RECORDS TO USE:
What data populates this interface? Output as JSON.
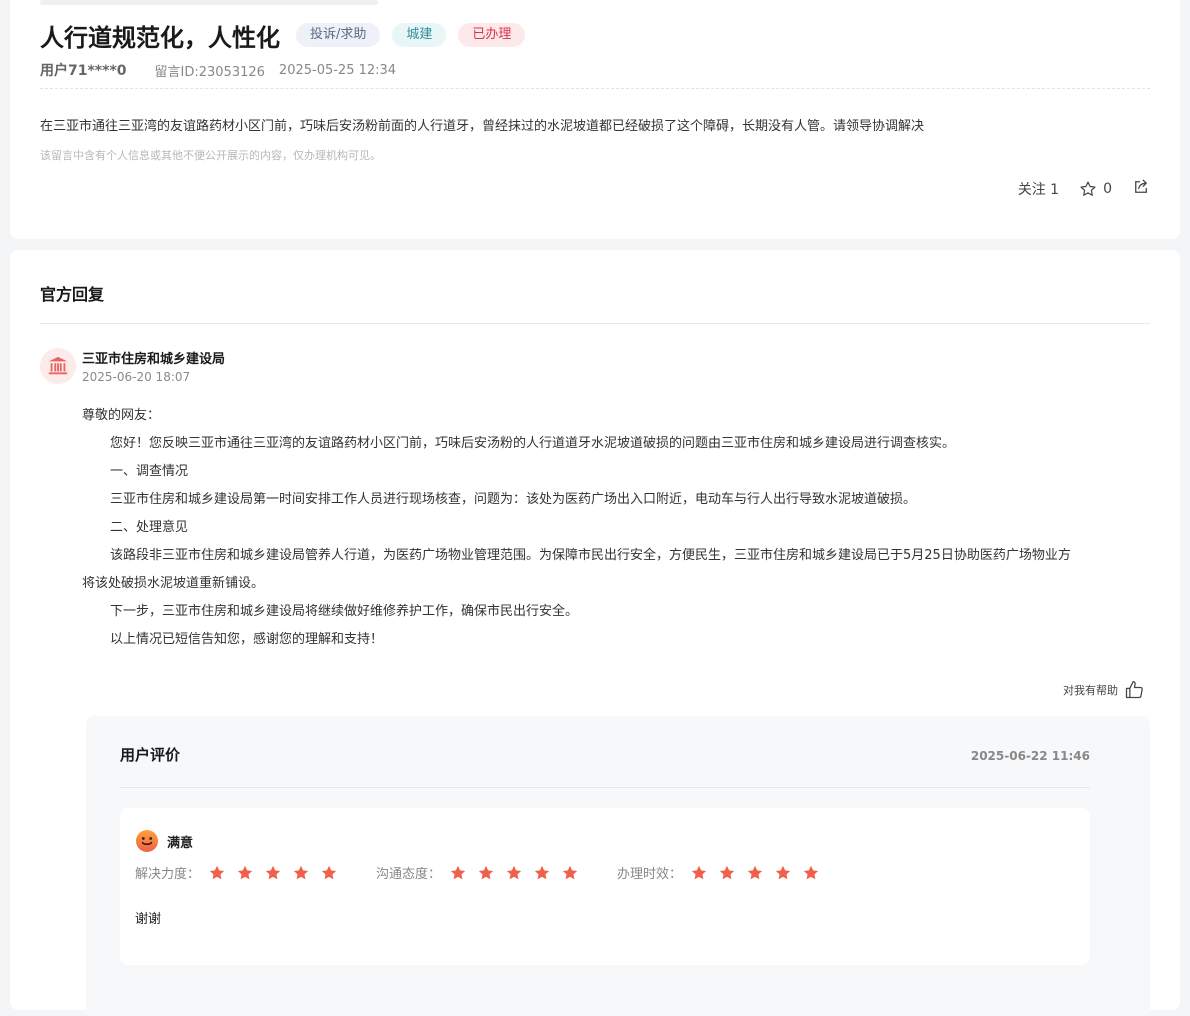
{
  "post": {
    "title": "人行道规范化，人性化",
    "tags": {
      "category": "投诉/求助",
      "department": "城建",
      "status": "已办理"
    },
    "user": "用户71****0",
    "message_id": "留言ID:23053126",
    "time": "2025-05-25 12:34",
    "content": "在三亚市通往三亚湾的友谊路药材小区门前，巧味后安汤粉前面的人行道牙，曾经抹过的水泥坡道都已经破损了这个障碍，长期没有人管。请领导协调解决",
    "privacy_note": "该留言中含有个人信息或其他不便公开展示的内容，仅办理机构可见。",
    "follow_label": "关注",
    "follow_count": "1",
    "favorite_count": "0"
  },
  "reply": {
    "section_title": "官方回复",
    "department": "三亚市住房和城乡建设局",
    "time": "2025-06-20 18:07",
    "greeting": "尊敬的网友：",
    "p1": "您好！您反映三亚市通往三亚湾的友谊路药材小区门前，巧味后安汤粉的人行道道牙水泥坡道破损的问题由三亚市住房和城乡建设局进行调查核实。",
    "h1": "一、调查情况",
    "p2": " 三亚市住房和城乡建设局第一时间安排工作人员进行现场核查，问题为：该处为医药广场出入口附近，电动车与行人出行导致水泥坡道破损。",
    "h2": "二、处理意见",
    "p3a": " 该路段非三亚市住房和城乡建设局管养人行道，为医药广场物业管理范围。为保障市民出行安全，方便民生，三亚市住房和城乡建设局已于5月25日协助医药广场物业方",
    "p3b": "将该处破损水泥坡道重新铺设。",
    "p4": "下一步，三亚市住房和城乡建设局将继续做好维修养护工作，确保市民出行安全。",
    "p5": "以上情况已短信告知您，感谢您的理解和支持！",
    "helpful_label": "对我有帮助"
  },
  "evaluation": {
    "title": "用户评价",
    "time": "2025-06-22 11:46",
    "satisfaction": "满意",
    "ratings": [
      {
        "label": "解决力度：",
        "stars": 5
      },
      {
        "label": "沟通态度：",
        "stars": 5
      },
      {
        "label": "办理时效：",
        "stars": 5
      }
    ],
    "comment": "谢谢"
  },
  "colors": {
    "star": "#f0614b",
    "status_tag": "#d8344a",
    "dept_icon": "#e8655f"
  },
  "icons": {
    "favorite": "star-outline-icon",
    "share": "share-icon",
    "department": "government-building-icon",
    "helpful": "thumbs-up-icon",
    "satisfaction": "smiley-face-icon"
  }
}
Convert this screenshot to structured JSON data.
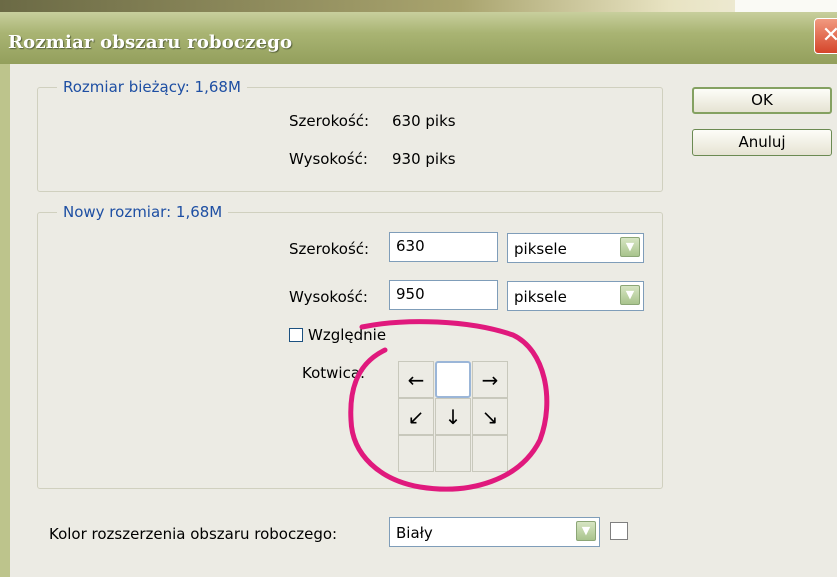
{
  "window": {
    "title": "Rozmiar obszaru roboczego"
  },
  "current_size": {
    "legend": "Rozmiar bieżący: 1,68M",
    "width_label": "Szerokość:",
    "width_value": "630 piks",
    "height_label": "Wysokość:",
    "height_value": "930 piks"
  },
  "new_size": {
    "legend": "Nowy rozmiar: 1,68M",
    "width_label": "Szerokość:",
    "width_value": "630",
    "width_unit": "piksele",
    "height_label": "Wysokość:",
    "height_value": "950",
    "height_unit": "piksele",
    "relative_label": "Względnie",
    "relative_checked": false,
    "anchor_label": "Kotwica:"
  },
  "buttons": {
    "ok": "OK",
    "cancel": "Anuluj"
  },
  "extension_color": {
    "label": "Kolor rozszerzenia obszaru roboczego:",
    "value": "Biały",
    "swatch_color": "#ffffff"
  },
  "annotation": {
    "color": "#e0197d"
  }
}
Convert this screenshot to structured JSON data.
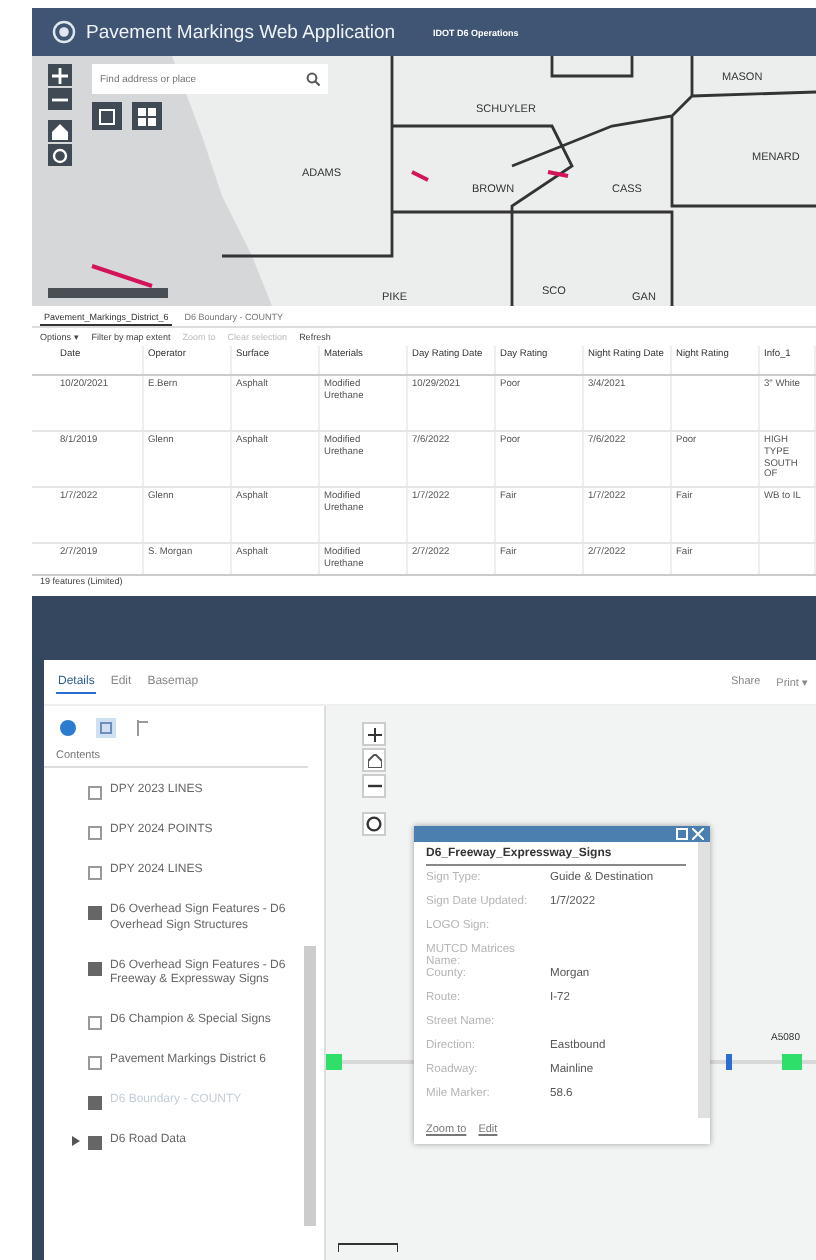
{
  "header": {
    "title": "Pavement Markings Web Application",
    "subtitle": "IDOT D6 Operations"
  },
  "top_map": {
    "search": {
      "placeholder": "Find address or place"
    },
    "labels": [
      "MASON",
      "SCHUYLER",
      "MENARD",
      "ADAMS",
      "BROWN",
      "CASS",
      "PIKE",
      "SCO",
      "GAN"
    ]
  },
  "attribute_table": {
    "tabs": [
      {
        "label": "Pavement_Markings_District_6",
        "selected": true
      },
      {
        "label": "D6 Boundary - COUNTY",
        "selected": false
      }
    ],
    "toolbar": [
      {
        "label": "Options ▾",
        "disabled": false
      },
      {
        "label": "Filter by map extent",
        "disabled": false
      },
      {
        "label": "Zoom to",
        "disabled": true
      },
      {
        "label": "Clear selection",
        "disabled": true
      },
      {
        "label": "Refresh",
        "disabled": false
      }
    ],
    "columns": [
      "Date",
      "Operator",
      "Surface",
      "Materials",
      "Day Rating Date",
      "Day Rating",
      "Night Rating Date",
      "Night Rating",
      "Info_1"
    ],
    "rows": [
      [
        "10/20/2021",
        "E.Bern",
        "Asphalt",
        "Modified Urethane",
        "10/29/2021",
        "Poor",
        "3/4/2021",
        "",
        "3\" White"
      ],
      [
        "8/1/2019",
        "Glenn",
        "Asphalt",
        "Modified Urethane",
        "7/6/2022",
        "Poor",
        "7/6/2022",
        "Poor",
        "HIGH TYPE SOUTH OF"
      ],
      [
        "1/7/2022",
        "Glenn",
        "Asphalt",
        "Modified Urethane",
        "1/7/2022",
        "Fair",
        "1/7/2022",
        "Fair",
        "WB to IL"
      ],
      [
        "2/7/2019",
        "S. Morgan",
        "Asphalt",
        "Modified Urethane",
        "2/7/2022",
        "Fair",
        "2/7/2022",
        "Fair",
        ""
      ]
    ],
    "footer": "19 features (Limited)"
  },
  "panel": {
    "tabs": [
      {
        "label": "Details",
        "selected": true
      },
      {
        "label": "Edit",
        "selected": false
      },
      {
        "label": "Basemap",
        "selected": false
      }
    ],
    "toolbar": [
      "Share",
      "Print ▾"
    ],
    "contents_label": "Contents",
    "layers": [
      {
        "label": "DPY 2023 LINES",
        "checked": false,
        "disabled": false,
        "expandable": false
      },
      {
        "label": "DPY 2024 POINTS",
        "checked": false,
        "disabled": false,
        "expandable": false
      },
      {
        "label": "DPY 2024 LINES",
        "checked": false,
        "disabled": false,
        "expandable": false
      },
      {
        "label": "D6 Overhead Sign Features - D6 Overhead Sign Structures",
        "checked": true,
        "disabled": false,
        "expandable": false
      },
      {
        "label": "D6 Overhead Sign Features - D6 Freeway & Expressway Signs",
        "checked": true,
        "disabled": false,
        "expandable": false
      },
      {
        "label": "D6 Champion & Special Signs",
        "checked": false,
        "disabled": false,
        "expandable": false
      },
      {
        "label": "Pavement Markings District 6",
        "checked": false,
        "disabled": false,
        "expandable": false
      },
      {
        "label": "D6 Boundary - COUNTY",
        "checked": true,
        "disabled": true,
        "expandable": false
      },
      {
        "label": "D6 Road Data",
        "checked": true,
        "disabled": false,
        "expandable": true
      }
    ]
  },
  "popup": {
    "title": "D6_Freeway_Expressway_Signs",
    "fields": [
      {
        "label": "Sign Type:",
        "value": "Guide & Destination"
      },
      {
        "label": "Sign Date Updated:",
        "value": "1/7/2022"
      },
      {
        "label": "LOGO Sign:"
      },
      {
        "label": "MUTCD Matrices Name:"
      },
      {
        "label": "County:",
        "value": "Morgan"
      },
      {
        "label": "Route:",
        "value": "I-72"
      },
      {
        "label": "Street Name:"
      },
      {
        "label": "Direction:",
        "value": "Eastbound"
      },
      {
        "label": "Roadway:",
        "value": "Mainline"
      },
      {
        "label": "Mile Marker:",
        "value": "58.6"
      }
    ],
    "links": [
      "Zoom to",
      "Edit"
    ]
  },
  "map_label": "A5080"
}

WHAT YOU ARE ASKED TO DO: Look through the records and gather each line with the word "Date".

FINAL RESULT:
      "Date",
      "Day Rating Date",
      "Night Rating Date",
        "label": "Sign Date Updated:",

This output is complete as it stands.